#### [WHAT YOU SHOULD DO]
Write out every entry exactly as it appears.

==== TASK DATA ====

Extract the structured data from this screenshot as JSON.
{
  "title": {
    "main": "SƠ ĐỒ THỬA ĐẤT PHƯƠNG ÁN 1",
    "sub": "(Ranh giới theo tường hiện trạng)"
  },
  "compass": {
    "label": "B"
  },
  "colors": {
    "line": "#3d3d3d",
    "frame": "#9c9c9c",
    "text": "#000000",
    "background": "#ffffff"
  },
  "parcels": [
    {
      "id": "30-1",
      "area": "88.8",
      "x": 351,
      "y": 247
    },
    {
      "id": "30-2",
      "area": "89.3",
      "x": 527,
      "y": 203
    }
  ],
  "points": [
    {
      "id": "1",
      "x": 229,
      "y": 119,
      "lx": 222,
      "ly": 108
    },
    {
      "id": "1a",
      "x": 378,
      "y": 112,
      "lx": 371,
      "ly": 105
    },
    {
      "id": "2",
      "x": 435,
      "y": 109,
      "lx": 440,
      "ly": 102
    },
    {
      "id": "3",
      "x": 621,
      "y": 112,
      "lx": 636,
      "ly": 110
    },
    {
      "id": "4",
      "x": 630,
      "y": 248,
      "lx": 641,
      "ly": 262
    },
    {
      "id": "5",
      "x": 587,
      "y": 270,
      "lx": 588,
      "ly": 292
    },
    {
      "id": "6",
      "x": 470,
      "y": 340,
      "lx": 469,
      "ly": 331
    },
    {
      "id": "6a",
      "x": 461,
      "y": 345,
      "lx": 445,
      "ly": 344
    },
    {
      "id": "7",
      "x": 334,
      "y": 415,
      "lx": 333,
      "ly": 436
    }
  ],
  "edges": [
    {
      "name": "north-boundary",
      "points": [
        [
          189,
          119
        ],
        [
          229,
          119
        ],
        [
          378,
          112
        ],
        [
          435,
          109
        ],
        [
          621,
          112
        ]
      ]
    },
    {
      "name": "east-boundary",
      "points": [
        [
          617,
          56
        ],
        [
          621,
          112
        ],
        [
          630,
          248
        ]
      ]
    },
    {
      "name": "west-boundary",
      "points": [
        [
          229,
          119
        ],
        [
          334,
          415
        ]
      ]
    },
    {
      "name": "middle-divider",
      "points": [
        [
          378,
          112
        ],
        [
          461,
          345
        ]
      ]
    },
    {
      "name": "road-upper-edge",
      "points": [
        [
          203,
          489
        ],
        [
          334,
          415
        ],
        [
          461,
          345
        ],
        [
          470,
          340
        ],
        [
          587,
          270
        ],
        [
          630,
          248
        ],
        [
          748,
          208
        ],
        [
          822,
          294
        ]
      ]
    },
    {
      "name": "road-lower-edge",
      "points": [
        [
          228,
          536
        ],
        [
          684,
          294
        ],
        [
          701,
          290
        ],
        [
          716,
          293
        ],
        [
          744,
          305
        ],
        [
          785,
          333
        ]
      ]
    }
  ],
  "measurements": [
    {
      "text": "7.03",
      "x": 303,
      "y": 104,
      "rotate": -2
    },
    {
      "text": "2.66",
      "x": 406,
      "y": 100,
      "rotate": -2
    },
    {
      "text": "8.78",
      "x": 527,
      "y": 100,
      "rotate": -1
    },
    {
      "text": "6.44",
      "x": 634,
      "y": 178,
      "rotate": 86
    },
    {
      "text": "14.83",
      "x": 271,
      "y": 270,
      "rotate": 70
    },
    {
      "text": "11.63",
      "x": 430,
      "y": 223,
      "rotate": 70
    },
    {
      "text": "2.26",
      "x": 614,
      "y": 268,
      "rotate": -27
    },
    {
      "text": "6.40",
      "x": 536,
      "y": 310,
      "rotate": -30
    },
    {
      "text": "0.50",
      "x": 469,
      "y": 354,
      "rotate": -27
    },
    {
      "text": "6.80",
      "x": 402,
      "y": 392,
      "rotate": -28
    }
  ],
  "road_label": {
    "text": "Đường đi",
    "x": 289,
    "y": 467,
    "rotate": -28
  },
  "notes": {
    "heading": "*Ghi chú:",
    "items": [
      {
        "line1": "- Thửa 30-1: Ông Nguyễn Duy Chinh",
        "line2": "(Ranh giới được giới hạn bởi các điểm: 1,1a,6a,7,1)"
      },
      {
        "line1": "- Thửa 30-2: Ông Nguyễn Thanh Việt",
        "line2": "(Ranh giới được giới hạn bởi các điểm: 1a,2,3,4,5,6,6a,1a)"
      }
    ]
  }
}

====

#### [ANSWER BELOW]
Extract the structured data from this screenshot as JSON.
{
  "title": {
    "main": "SƠ ĐỒ THỬA ĐẤT PHƯƠNG ÁN 1",
    "sub": "(Ranh giới theo tường hiện trạng)"
  },
  "compass": {
    "label": "B"
  },
  "colors": {
    "line": "#3d3d3d",
    "frame": "#9c9c9c",
    "text": "#000000",
    "background": "#ffffff"
  },
  "parcels": [
    {
      "id": "30-1",
      "area": "88.8",
      "x": 351,
      "y": 247
    },
    {
      "id": "30-2",
      "area": "89.3",
      "x": 527,
      "y": 203
    }
  ],
  "points": [
    {
      "id": "1",
      "x": 229,
      "y": 119,
      "lx": 222,
      "ly": 108
    },
    {
      "id": "1a",
      "x": 378,
      "y": 112,
      "lx": 371,
      "ly": 105
    },
    {
      "id": "2",
      "x": 435,
      "y": 109,
      "lx": 440,
      "ly": 102
    },
    {
      "id": "3",
      "x": 621,
      "y": 112,
      "lx": 636,
      "ly": 110
    },
    {
      "id": "4",
      "x": 630,
      "y": 248,
      "lx": 641,
      "ly": 262
    },
    {
      "id": "5",
      "x": 587,
      "y": 270,
      "lx": 588,
      "ly": 292
    },
    {
      "id": "6",
      "x": 470,
      "y": 340,
      "lx": 469,
      "ly": 331
    },
    {
      "id": "6a",
      "x": 461,
      "y": 345,
      "lx": 445,
      "ly": 344
    },
    {
      "id": "7",
      "x": 334,
      "y": 415,
      "lx": 333,
      "ly": 436
    }
  ],
  "edges": [
    {
      "name": "north-boundary",
      "points": [
        [
          189,
          119
        ],
        [
          229,
          119
        ],
        [
          378,
          112
        ],
        [
          435,
          109
        ],
        [
          621,
          112
        ]
      ]
    },
    {
      "name": "east-boundary",
      "points": [
        [
          617,
          56
        ],
        [
          621,
          112
        ],
        [
          630,
          248
        ]
      ]
    },
    {
      "name": "west-boundary",
      "points": [
        [
          229,
          119
        ],
        [
          334,
          415
        ]
      ]
    },
    {
      "name": "middle-divider",
      "points": [
        [
          378,
          112
        ],
        [
          461,
          345
        ]
      ]
    },
    {
      "name": "road-upper-edge",
      "points": [
        [
          203,
          489
        ],
        [
          334,
          415
        ],
        [
          461,
          345
        ],
        [
          470,
          340
        ],
        [
          587,
          270
        ],
        [
          630,
          248
        ],
        [
          748,
          208
        ],
        [
          822,
          294
        ]
      ]
    },
    {
      "name": "road-lower-edge",
      "points": [
        [
          228,
          536
        ],
        [
          684,
          294
        ],
        [
          701,
          290
        ],
        [
          716,
          293
        ],
        [
          744,
          305
        ],
        [
          785,
          333
        ]
      ]
    }
  ],
  "measurements": [
    {
      "text": "7.03",
      "x": 303,
      "y": 104,
      "rotate": -2
    },
    {
      "text": "2.66",
      "x": 406,
      "y": 100,
      "rotate": -2
    },
    {
      "text": "8.78",
      "x": 527,
      "y": 100,
      "rotate": -1
    },
    {
      "text": "6.44",
      "x": 634,
      "y": 178,
      "rotate": 86
    },
    {
      "text": "14.83",
      "x": 271,
      "y": 270,
      "rotate": 70
    },
    {
      "text": "11.63",
      "x": 430,
      "y": 223,
      "rotate": 70
    },
    {
      "text": "2.26",
      "x": 614,
      "y": 268,
      "rotate": -27
    },
    {
      "text": "6.40",
      "x": 536,
      "y": 310,
      "rotate": -30
    },
    {
      "text": "0.50",
      "x": 469,
      "y": 354,
      "rotate": -27
    },
    {
      "text": "6.80",
      "x": 402,
      "y": 392,
      "rotate": -28
    }
  ],
  "road_label": {
    "text": "Đường đi",
    "x": 289,
    "y": 467,
    "rotate": -28
  },
  "notes": {
    "heading": "*Ghi chú:",
    "items": [
      {
        "line1": "- Thửa 30-1: Ông Nguyễn Duy Chinh",
        "line2": "(Ranh giới được giới hạn bởi các điểm: 1,1a,6a,7,1)"
      },
      {
        "line1": "- Thửa 30-2: Ông Nguyễn Thanh Việt",
        "line2": "(Ranh giới được giới hạn bởi các điểm: 1a,2,3,4,5,6,6a,1a)"
      }
    ]
  }
}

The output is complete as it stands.